* START Data supplied *

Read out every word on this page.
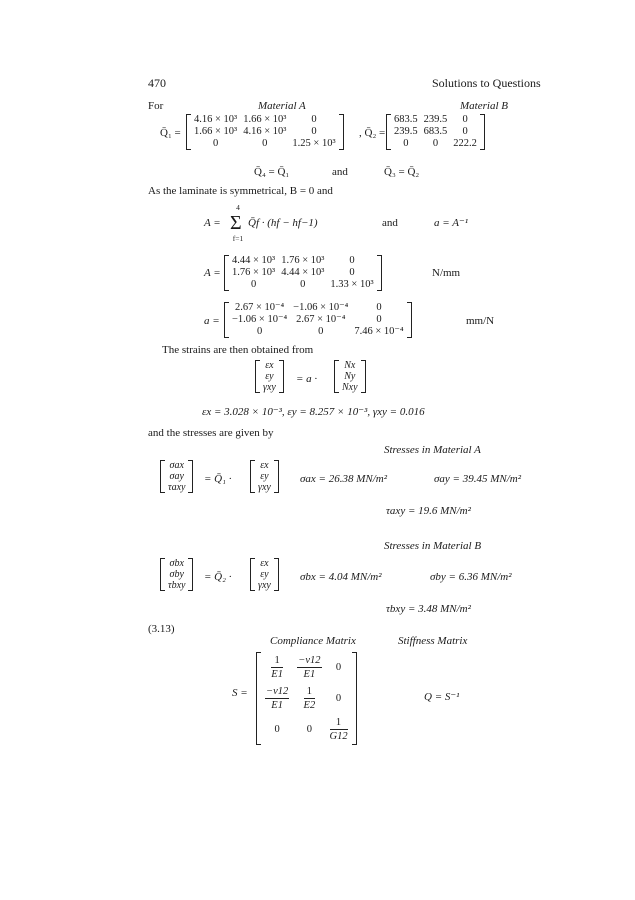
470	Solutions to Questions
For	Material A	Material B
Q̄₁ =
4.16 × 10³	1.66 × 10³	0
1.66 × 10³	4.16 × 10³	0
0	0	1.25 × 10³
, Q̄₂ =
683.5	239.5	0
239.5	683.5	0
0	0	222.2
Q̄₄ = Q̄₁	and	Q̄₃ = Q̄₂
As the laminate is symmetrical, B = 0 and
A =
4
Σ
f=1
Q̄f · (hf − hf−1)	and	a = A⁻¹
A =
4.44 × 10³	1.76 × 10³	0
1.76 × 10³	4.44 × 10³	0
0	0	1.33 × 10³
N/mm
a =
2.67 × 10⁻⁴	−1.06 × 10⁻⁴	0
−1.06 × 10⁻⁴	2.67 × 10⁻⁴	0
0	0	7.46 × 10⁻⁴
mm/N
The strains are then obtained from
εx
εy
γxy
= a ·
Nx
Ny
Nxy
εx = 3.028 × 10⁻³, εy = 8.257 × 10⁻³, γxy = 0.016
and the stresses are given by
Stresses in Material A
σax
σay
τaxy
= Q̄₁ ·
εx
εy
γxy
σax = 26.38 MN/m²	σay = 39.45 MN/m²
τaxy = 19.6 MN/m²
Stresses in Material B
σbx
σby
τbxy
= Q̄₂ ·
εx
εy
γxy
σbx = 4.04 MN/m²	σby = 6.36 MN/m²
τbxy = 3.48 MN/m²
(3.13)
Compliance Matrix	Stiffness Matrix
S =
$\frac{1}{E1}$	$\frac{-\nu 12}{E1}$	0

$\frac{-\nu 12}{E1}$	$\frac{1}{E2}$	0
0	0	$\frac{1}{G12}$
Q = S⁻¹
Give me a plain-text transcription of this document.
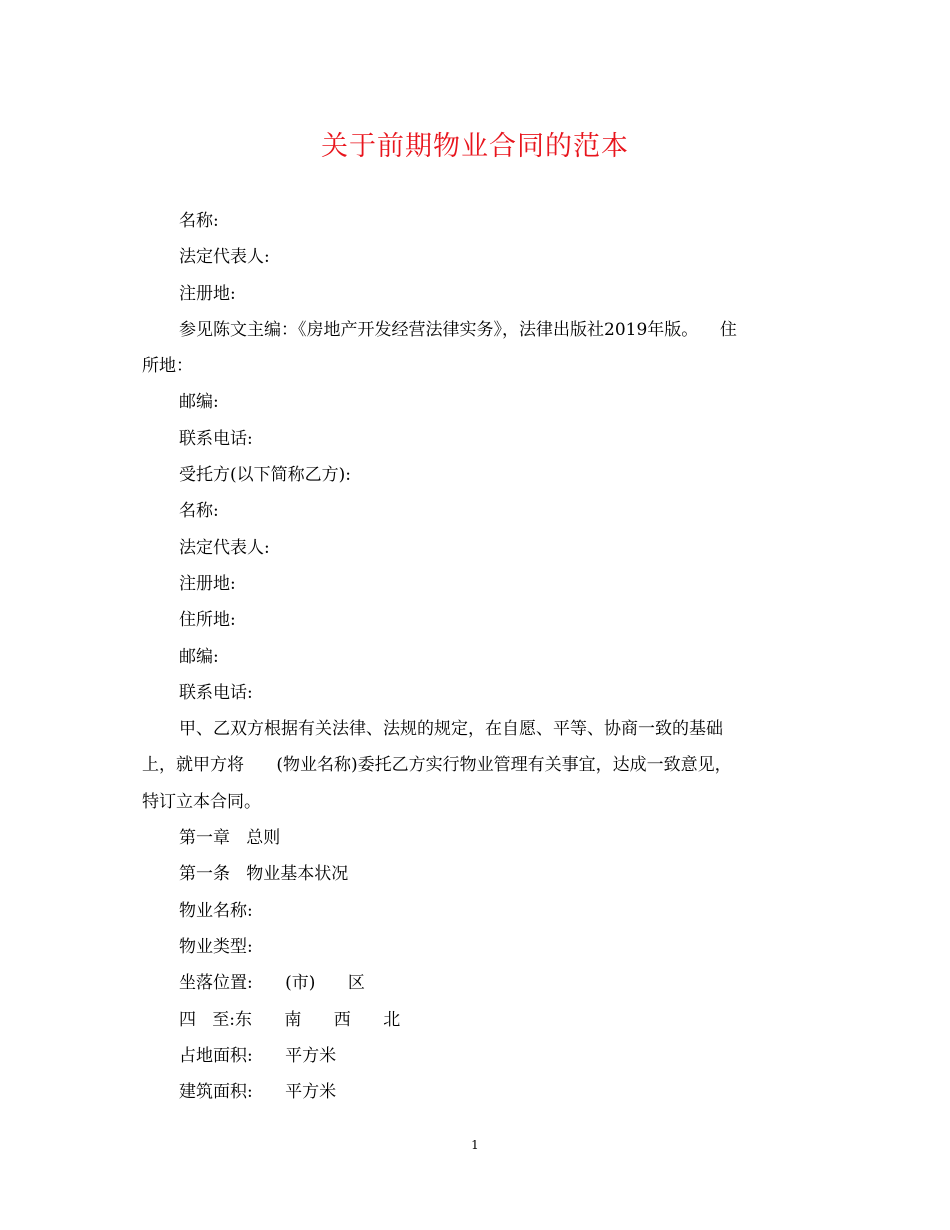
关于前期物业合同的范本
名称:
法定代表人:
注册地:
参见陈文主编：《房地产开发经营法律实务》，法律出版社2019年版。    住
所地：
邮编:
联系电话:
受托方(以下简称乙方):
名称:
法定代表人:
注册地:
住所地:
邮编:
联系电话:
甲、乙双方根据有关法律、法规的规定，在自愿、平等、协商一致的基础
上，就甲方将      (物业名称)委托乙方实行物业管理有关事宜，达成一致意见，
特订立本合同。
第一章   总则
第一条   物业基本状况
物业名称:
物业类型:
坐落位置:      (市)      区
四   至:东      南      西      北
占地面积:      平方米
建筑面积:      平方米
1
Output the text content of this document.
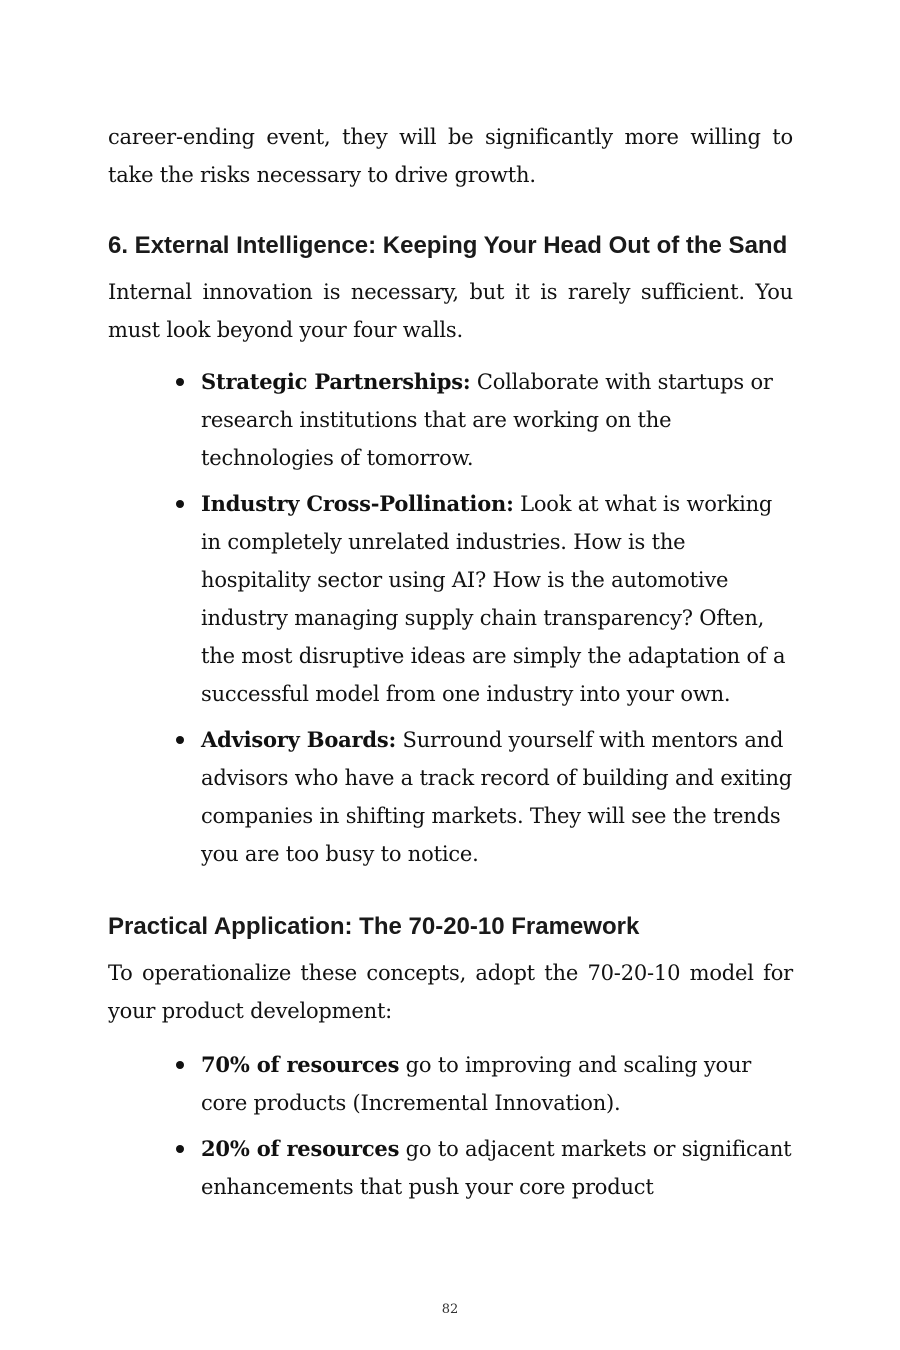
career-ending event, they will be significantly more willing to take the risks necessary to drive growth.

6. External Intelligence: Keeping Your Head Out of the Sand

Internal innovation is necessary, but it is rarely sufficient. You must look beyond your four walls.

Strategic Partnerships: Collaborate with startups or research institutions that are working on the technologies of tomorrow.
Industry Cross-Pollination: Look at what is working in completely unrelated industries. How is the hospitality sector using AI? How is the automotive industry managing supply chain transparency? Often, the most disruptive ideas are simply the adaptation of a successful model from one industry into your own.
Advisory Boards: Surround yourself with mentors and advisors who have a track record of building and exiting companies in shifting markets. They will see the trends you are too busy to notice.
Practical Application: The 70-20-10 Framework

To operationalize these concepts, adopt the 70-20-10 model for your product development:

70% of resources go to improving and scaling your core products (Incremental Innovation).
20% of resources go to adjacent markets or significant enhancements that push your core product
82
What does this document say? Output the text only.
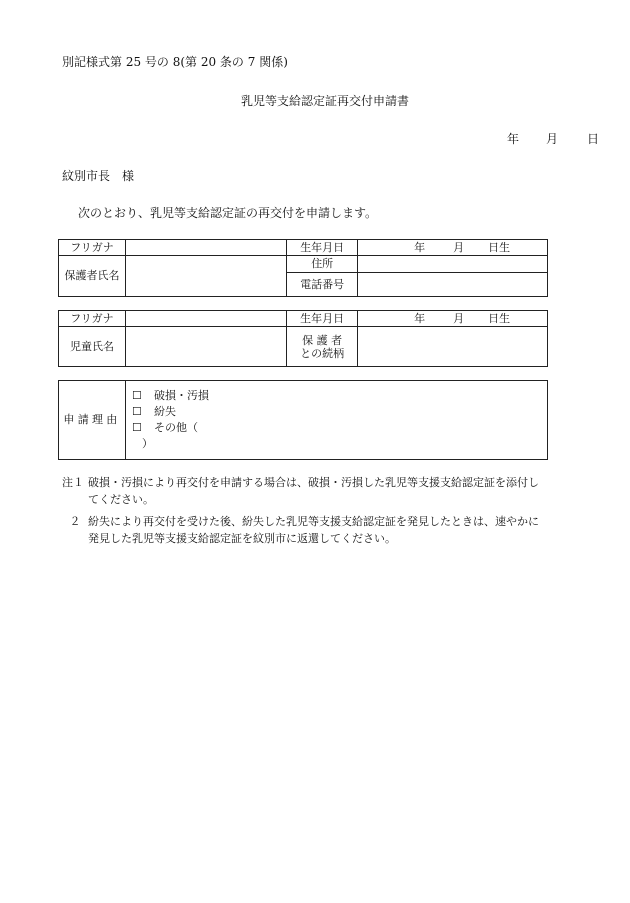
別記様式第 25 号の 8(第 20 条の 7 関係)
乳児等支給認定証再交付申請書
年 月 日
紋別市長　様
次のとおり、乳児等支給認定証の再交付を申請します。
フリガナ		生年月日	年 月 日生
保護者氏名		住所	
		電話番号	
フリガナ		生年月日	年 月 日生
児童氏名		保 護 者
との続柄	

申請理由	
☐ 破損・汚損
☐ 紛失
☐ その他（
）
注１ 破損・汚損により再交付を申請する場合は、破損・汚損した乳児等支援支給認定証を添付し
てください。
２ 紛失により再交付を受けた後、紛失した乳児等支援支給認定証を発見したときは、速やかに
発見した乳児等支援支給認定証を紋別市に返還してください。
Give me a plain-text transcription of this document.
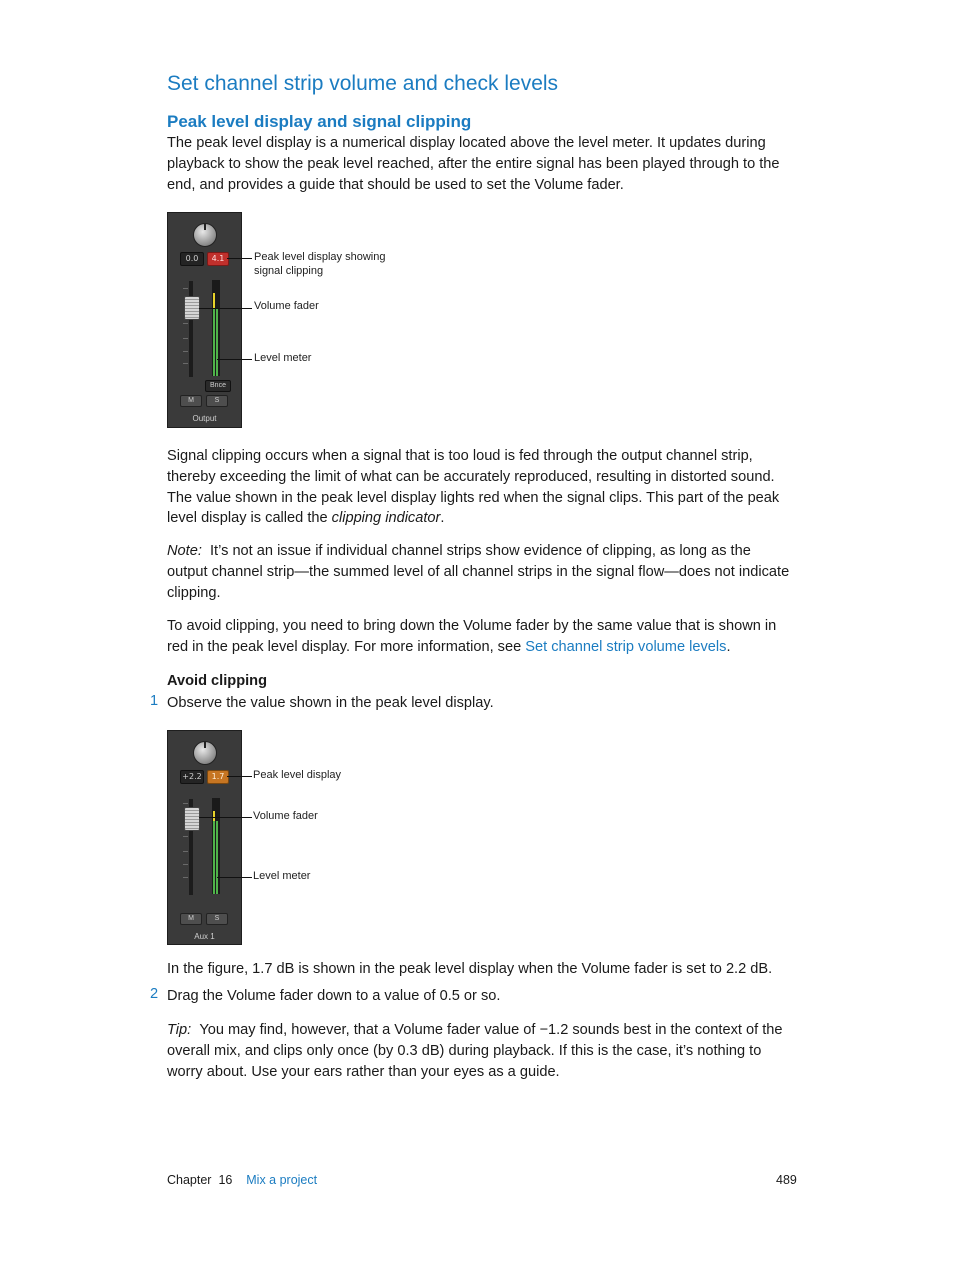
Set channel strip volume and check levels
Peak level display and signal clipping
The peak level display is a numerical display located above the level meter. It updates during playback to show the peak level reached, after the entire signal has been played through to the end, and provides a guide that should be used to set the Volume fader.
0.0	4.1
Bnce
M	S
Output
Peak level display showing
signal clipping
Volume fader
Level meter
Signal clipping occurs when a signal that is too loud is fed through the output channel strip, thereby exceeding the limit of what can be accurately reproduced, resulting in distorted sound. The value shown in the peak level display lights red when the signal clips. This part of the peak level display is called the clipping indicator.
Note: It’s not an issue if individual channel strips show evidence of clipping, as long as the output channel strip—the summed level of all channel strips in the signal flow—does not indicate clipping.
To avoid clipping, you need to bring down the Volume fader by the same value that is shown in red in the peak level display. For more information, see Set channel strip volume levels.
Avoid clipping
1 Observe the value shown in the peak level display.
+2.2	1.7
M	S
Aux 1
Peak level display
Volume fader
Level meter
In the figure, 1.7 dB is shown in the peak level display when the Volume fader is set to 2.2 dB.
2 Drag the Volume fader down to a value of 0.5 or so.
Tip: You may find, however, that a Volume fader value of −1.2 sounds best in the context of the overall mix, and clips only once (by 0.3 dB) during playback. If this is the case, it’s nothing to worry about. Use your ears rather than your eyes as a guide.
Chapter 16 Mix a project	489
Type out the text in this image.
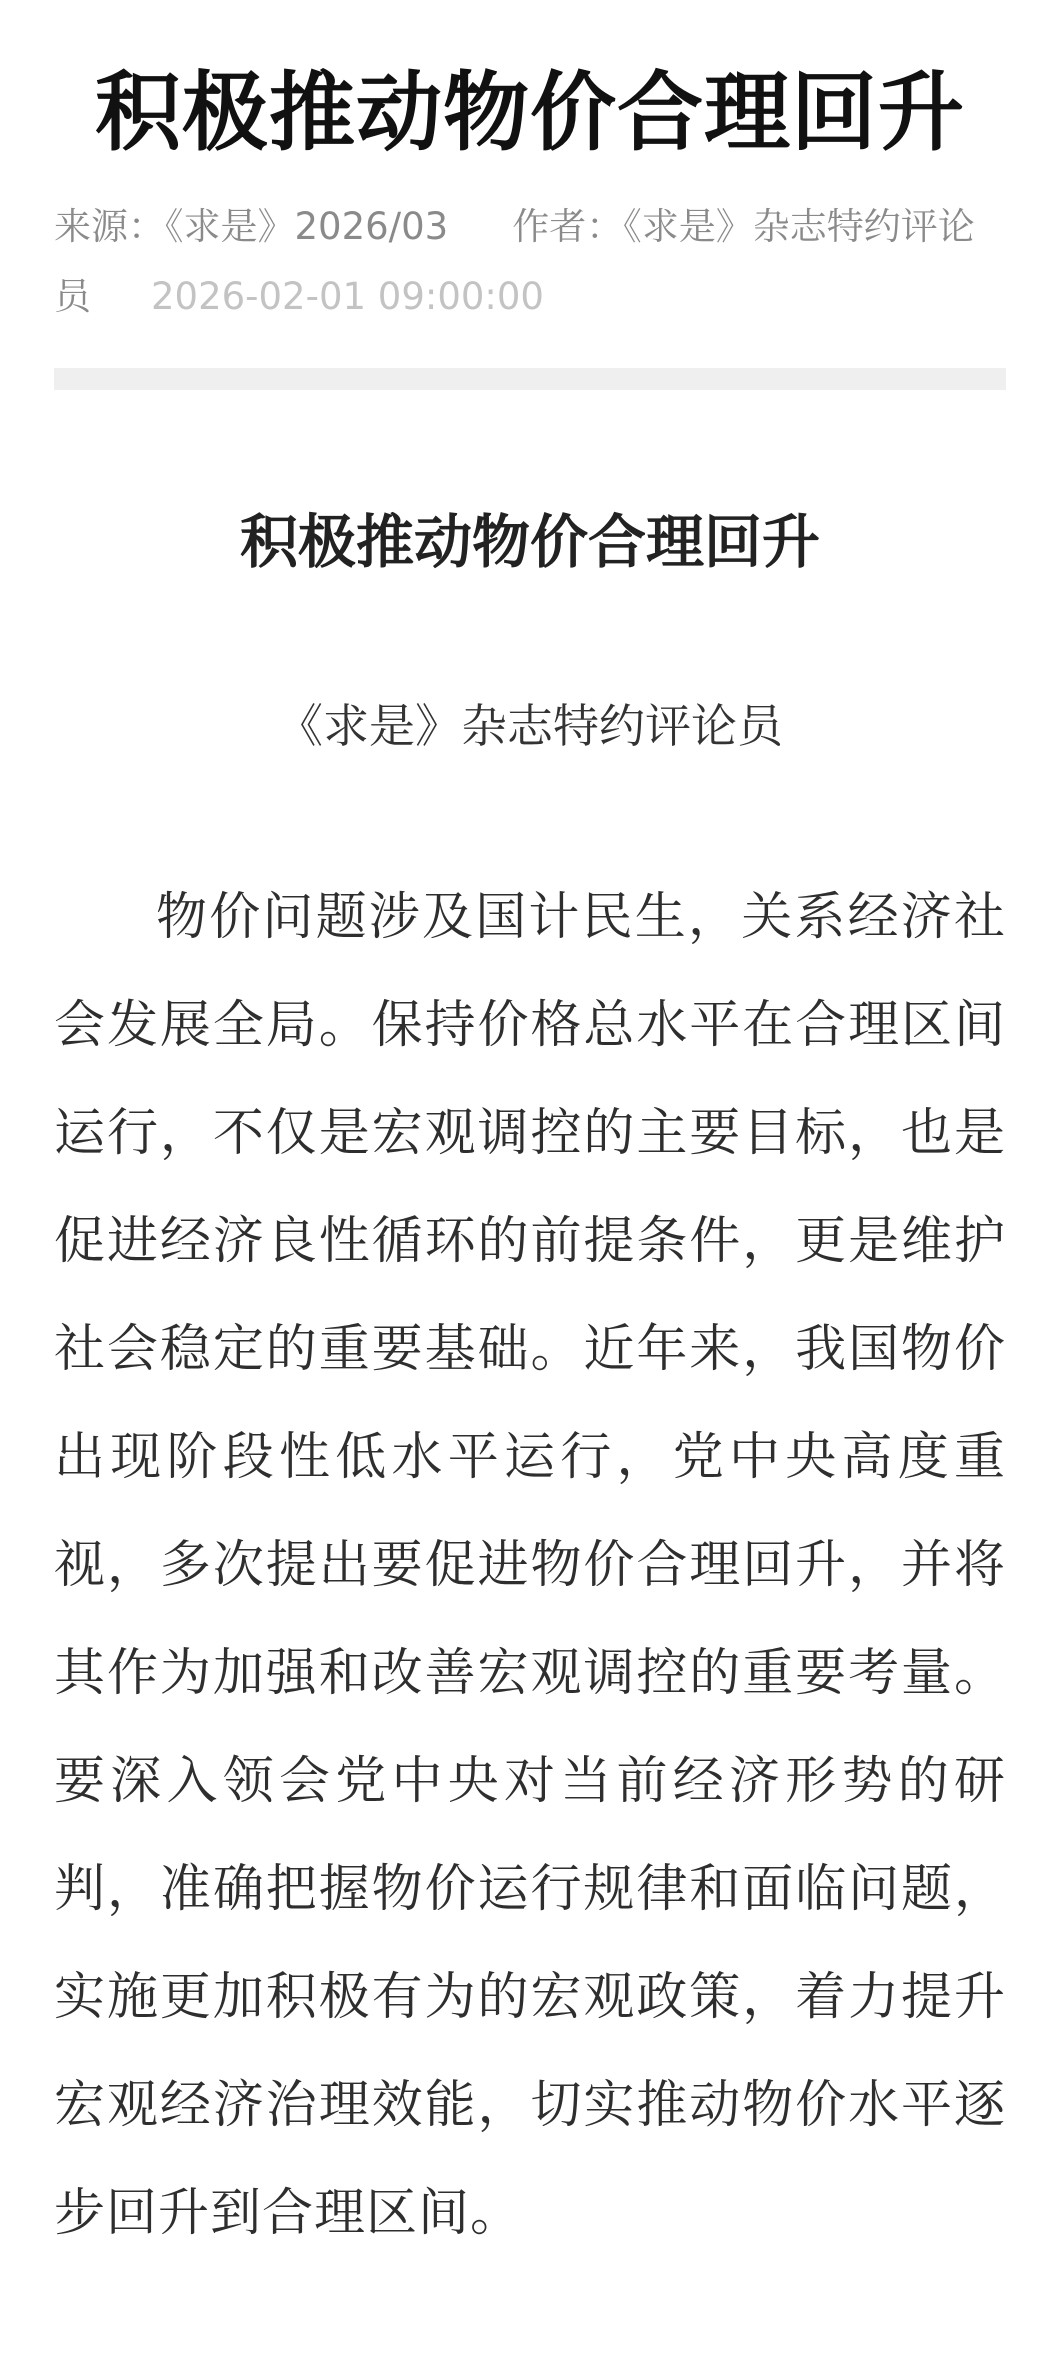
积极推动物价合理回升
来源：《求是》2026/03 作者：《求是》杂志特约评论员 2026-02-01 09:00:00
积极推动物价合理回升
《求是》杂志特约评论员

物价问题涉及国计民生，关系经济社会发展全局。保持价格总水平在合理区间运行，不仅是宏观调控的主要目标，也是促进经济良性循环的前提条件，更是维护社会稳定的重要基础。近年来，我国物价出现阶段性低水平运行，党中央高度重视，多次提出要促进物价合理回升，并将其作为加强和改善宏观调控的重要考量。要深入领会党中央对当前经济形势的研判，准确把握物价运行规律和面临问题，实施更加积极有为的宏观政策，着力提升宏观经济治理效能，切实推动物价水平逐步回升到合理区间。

* END Data supplied *

• [Set task] Gather all the lines that include the word "model" and copy them out.

• [The response]
Industry Cross-Pollination: Look at what is working in completely unrelated industries. How is the hospitality sector using AI? How is the automotive industry managing supply chain transparency? Often, the most disruptive ideas are simply the adaptation of a successful model from one industry into your own.
To operationalize these concepts, adopt the 70-20-10 model for your product development:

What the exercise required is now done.